[Data excerpts]
----

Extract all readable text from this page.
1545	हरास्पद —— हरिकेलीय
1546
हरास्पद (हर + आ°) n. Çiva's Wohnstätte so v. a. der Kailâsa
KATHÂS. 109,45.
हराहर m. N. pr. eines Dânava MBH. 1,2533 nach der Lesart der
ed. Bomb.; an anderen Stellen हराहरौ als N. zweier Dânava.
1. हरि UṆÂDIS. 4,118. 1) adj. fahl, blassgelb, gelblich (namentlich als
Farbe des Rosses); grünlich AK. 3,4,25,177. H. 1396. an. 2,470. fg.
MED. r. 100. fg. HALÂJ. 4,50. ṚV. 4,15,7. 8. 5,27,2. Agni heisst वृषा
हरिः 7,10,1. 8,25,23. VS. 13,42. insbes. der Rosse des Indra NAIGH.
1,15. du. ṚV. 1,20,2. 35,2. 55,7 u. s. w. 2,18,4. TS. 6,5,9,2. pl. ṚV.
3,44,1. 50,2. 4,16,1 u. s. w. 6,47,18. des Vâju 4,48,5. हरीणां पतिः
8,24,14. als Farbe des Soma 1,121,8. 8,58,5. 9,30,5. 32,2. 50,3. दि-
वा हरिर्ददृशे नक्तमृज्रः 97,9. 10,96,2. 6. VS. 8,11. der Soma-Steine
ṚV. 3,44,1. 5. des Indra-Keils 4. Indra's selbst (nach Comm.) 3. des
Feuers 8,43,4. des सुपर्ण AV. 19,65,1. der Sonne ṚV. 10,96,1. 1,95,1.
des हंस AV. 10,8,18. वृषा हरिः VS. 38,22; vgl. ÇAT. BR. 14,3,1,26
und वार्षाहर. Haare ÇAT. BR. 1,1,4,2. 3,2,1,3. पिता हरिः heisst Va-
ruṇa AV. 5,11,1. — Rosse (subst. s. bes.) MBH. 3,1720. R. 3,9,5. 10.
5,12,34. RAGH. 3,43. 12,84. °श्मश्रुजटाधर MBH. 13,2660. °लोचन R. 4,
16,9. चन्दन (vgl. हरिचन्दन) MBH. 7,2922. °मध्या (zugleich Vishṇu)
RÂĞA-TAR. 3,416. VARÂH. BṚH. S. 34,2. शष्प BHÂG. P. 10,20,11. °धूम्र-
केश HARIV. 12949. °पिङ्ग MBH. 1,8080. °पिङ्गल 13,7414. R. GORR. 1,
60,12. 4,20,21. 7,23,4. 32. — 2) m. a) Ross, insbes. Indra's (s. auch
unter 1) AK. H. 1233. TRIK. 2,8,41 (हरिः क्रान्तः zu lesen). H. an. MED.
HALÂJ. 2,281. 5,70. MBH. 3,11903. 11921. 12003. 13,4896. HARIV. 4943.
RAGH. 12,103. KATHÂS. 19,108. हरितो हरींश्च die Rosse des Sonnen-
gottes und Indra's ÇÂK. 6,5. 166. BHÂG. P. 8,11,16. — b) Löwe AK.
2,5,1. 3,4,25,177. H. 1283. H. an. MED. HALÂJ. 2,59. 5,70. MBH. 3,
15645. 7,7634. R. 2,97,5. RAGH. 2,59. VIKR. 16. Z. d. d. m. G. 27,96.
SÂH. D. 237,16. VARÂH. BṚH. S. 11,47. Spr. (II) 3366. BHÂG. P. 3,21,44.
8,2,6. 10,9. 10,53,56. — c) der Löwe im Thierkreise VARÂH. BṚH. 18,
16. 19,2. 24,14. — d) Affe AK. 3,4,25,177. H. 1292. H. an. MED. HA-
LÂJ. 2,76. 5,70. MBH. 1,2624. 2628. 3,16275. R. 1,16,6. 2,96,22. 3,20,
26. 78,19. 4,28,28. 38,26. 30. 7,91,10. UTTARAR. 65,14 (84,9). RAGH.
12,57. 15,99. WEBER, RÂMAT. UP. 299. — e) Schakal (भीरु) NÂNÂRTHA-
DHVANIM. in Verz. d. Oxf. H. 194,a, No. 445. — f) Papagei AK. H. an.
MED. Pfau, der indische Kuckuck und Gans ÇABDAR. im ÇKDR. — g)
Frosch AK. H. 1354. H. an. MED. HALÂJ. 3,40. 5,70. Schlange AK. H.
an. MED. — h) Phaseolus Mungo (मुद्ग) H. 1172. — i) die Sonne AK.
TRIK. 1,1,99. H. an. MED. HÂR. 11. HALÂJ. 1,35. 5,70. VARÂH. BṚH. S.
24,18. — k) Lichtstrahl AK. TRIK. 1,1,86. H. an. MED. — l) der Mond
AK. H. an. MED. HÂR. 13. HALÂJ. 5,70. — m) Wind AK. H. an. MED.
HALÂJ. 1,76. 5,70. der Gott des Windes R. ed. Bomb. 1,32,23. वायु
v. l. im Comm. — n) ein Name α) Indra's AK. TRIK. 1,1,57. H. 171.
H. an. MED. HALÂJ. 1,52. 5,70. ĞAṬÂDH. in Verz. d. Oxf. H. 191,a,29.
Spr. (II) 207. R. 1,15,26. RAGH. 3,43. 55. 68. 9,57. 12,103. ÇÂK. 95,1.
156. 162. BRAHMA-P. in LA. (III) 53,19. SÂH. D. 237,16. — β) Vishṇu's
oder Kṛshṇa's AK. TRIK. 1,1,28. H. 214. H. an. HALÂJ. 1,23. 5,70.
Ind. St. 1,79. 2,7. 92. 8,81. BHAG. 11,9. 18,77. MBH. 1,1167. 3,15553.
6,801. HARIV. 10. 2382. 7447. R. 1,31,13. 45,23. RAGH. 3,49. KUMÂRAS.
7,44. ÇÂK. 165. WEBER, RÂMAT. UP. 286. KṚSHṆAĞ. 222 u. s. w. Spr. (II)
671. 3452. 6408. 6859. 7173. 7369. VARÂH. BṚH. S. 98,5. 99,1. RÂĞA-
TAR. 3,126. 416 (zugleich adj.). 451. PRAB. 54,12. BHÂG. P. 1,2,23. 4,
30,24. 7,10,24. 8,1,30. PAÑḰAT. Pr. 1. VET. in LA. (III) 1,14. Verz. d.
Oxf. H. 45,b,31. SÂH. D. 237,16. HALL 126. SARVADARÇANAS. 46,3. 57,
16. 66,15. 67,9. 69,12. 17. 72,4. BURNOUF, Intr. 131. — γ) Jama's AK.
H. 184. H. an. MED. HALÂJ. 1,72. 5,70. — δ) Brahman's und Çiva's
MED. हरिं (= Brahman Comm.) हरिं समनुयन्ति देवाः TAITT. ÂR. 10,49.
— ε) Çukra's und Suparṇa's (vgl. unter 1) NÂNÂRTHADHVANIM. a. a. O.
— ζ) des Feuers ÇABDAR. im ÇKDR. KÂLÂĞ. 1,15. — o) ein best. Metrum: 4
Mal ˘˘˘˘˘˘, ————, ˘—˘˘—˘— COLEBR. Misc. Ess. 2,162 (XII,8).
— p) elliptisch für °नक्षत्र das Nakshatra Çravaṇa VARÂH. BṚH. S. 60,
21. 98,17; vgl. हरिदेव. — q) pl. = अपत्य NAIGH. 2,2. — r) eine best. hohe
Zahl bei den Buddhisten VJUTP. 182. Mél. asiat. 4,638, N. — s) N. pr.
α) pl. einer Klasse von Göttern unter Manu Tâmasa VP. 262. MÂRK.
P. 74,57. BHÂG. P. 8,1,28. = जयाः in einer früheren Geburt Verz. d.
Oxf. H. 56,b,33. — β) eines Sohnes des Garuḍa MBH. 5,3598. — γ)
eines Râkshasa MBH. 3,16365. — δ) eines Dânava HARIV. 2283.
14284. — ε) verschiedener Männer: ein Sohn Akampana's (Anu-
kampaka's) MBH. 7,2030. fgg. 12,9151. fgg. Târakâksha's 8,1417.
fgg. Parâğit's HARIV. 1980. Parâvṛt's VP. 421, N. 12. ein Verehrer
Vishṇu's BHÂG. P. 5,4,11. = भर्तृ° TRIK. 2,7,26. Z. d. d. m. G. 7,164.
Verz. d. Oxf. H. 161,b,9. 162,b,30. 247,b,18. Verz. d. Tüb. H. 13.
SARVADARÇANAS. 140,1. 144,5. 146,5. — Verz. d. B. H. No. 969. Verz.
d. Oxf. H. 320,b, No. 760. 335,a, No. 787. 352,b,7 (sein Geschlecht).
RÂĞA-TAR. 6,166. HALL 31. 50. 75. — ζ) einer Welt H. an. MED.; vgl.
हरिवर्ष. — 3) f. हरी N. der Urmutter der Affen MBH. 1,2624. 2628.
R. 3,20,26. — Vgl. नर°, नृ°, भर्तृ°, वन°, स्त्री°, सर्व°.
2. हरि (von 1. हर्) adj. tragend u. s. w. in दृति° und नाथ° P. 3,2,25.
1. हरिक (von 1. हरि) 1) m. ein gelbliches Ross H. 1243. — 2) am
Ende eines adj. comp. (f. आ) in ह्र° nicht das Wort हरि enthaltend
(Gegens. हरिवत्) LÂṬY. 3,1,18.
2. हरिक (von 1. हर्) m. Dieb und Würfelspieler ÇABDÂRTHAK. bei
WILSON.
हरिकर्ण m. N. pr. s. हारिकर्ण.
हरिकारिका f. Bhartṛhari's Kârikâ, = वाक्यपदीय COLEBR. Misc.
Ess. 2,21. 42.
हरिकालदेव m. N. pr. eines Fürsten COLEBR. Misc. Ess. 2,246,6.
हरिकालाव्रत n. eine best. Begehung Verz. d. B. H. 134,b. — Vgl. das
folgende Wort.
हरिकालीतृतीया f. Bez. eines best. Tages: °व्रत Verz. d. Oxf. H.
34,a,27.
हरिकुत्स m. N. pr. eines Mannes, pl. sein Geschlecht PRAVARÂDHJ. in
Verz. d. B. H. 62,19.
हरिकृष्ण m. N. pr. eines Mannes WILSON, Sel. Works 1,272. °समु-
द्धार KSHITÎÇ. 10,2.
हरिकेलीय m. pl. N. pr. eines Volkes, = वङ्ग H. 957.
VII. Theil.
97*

----

■ Short task ■
Check each line of the records for "Mannes" and copy the ones that contain it.

■ Solution for this problem ■
हरिकुत्स m. N. pr. eines Mannes, pl. sein Geschlecht PRAVARÂDHJ. in
हरिकृष्ण m. N. pr. eines Mannes WILSON, Sel. Works 1,272. °समु-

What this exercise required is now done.